* Rows *
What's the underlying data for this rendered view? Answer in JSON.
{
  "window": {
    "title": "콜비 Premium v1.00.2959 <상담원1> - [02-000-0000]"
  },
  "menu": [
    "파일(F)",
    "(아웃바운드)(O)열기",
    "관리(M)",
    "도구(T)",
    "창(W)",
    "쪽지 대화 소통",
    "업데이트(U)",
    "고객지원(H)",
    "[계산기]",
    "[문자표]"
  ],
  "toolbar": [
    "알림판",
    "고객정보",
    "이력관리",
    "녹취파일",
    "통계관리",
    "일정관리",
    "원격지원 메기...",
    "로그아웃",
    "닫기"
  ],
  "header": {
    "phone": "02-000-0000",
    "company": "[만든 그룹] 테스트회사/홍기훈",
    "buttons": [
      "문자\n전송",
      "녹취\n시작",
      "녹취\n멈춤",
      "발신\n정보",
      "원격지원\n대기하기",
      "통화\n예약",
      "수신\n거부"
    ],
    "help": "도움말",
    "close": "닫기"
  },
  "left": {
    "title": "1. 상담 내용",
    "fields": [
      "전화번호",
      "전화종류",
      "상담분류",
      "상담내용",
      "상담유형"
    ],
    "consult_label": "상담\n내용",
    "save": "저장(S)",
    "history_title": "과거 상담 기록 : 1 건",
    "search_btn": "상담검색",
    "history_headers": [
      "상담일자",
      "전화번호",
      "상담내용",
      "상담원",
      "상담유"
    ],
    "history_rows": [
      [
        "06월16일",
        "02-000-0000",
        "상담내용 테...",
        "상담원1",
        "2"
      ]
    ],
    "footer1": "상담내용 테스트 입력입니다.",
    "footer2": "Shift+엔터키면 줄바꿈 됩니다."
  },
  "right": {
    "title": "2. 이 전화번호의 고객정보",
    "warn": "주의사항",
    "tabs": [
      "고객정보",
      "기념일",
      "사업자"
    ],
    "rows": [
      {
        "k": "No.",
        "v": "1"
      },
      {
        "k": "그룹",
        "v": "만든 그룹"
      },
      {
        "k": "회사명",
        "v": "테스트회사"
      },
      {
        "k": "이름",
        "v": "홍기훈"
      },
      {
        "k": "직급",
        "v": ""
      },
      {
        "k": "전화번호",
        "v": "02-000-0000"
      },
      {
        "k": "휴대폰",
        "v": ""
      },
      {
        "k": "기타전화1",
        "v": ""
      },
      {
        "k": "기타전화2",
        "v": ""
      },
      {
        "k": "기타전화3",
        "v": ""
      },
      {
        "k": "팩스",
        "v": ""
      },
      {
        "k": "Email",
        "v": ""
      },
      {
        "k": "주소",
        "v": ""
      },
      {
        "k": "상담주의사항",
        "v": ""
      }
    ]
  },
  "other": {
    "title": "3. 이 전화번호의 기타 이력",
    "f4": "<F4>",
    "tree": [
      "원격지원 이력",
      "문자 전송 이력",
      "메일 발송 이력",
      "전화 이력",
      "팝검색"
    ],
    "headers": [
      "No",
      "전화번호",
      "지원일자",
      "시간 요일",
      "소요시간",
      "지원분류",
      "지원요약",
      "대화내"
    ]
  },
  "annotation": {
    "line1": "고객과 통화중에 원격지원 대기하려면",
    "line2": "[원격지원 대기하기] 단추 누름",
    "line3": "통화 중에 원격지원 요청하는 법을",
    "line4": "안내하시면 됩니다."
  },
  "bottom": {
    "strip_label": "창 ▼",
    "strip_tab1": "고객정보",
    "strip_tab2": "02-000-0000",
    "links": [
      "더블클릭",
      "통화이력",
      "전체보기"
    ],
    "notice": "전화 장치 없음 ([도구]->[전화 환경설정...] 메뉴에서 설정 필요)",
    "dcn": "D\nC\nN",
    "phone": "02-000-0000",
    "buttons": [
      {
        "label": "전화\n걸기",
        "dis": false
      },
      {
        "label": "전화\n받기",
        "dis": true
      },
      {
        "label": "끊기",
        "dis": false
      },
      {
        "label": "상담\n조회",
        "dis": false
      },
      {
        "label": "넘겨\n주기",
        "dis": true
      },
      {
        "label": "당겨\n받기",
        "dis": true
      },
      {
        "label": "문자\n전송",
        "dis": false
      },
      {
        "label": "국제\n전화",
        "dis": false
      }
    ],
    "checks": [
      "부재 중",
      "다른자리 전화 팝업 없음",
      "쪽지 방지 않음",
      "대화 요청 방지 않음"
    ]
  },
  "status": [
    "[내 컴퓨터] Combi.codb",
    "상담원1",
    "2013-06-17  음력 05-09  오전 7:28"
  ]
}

* Exercise brief *
Extract the full listing above without alteration.

* Exercise response *
What's the underlying data for this rendered view? Answer in JSON.
{
  "window": {
    "title": "콜비 Premium v1.00.2959 <상담원1> - [02-000-0000]"
  },
  "menu": [
    "파일(F)",
    "(아웃바운드)(O)열기",
    "관리(M)",
    "도구(T)",
    "창(W)",
    "쪽지 대화 소통",
    "업데이트(U)",
    "고객지원(H)",
    "[계산기]",
    "[문자표]"
  ],
  "toolbar": [
    "알림판",
    "고객정보",
    "이력관리",
    "녹취파일",
    "통계관리",
    "일정관리",
    "원격지원 메기...",
    "로그아웃",
    "닫기"
  ],
  "header": {
    "phone": "02-000-0000",
    "company": "[만든 그룹] 테스트회사/홍기훈",
    "buttons": [
      "문자\n전송",
      "녹취\n시작",
      "녹취\n멈춤",
      "발신\n정보",
      "원격지원\n대기하기",
      "통화\n예약",
      "수신\n거부"
    ],
    "help": "도움말",
    "close": "닫기"
  },
  "left": {
    "title": "1. 상담 내용",
    "fields": [
      "전화번호",
      "전화종류",
      "상담분류",
      "상담내용",
      "상담유형"
    ],
    "consult_label": "상담\n내용",
    "save": "저장(S)",
    "history_title": "과거 상담 기록 : 1 건",
    "search_btn": "상담검색",
    "history_headers": [
      "상담일자",
      "전화번호",
      "상담내용",
      "상담원",
      "상담유"
    ],
    "history_rows": [
      [
        "06월16일",
        "02-000-0000",
        "상담내용 테...",
        "상담원1",
        "2"
      ]
    ],
    "footer1": "상담내용 테스트 입력입니다.",
    "footer2": "Shift+엔터키면 줄바꿈 됩니다."
  },
  "right": {
    "title": "2. 이 전화번호의 고객정보",
    "warn": "주의사항",
    "tabs": [
      "고객정보",
      "기념일",
      "사업자"
    ],
    "rows": [
      {
        "k": "No.",
        "v": "1"
      },
      {
        "k": "그룹",
        "v": "만든 그룹"
      },
      {
        "k": "회사명",
        "v": "테스트회사"
      },
      {
        "k": "이름",
        "v": "홍기훈"
      },
      {
        "k": "직급",
        "v": ""
      },
      {
        "k": "전화번호",
        "v": "02-000-0000"
      },
      {
        "k": "휴대폰",
        "v": ""
      },
      {
        "k": "기타전화1",
        "v": ""
      },
      {
        "k": "기타전화2",
        "v": ""
      },
      {
        "k": "기타전화3",
        "v": ""
      },
      {
        "k": "팩스",
        "v": ""
      },
      {
        "k": "Email",
        "v": ""
      },
      {
        "k": "주소",
        "v": ""
      },
      {
        "k": "상담주의사항",
        "v": ""
      }
    ]
  },
  "other": {
    "title": "3. 이 전화번호의 기타 이력",
    "f4": "<F4>",
    "tree": [
      "원격지원 이력",
      "문자 전송 이력",
      "메일 발송 이력",
      "전화 이력",
      "팝검색"
    ],
    "headers": [
      "No",
      "전화번호",
      "지원일자",
      "시간 요일",
      "소요시간",
      "지원분류",
      "지원요약",
      "대화내"
    ]
  },
  "annotation": {
    "line1": "고객과 통화중에 원격지원 대기하려면",
    "line2": "[원격지원 대기하기] 단추 누름",
    "line3": "통화 중에 원격지원 요청하는 법을",
    "line4": "안내하시면 됩니다."
  },
  "bottom": {
    "strip_label": "창 ▼",
    "strip_tab1": "고객정보",
    "strip_tab2": "02-000-0000",
    "links": [
      "더블클릭",
      "통화이력",
      "전체보기"
    ],
    "notice": "전화 장치 없음 ([도구]->[전화 환경설정...] 메뉴에서 설정 필요)",
    "dcn": "D\nC\nN",
    "phone": "02-000-0000",
    "buttons": [
      {
        "label": "전화\n걸기",
        "dis": false
      },
      {
        "label": "전화\n받기",
        "dis": true
      },
      {
        "label": "끊기",
        "dis": false
      },
      {
        "label": "상담\n조회",
        "dis": false
      },
      {
        "label": "넘겨\n주기",
        "dis": true
      },
      {
        "label": "당겨\n받기",
        "dis": true
      },
      {
        "label": "문자\n전송",
        "dis": false
      },
      {
        "label": "국제\n전화",
        "dis": false
      }
    ],
    "checks": [
      "부재 중",
      "다른자리 전화 팝업 없음",
      "쪽지 방지 않음",
      "대화 요청 방지 않음"
    ]
  },
  "status": [
    "[내 컴퓨터] Combi.codb",
    "상담원1",
    "2013-06-17  음력 05-09  오전 7:28"
  ]
}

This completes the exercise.